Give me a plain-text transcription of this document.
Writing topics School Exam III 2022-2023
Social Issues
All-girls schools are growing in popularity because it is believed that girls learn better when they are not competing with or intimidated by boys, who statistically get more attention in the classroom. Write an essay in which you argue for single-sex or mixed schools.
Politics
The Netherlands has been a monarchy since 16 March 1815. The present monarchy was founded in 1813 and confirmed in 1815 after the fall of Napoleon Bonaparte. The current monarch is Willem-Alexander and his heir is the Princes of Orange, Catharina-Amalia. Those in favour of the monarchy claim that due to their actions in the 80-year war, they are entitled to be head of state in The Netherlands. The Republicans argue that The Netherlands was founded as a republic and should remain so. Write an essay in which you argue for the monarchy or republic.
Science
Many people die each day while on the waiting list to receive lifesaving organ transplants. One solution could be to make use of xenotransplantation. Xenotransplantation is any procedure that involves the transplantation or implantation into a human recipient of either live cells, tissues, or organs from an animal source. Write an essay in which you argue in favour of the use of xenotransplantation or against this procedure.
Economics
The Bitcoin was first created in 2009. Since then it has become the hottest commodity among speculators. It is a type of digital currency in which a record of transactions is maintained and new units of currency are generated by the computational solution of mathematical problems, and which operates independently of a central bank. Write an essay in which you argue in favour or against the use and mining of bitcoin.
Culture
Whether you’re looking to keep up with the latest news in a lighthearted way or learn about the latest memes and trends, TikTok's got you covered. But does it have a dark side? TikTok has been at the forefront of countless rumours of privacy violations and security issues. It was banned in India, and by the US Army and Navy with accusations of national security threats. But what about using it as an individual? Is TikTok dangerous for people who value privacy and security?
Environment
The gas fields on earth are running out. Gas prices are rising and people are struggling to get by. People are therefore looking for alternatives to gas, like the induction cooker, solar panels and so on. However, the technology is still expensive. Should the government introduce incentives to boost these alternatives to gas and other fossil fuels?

TASK DIRECTIONS:
Report, for the data above, every line in which the string "essay" appears.

SOLUTION TO THIS PROBLEM:
All-girls schools are growing in popularity because it is believed that girls learn better when they are not competing with or intimidated by boys, who statistically get more attention in the classroom. Write an essay in which you argue for single-sex or mixed schools.
The Netherlands has been a monarchy since 16 March 1815. The present monarchy was founded in 1813 and confirmed in 1815 after the fall of Napoleon Bonaparte. The current monarch is Willem-Alexander and his heir is the Princes of Orange, Catharina-Amalia. Those in favour of the monarchy claim that due to their actions in the 80-year war, they are entitled to be head of state in The Netherlands. The Republicans argue that The Netherlands was founded as a republic and should remain so. Write an essay in which you argue for the monarchy or republic.
Many people die each day while on the waiting list to receive lifesaving organ transplants. One solution could be to make use of xenotransplantation. Xenotransplantation is any procedure that involves the transplantation or implantation into a human recipient of either live cells, tissues, or organs from an animal source. Write an essay in which you argue in favour of the use of xenotransplantation or against this procedure.
The Bitcoin was first created in 2009. Since then it has become the hottest commodity among speculators. It is a type of digital currency in which a record of transactions is maintained and new units of currency are generated by the computational solution of mathematical problems, and which operates independently of a central bank. Write an essay in which you argue in favour or against the use and mining of bitcoin.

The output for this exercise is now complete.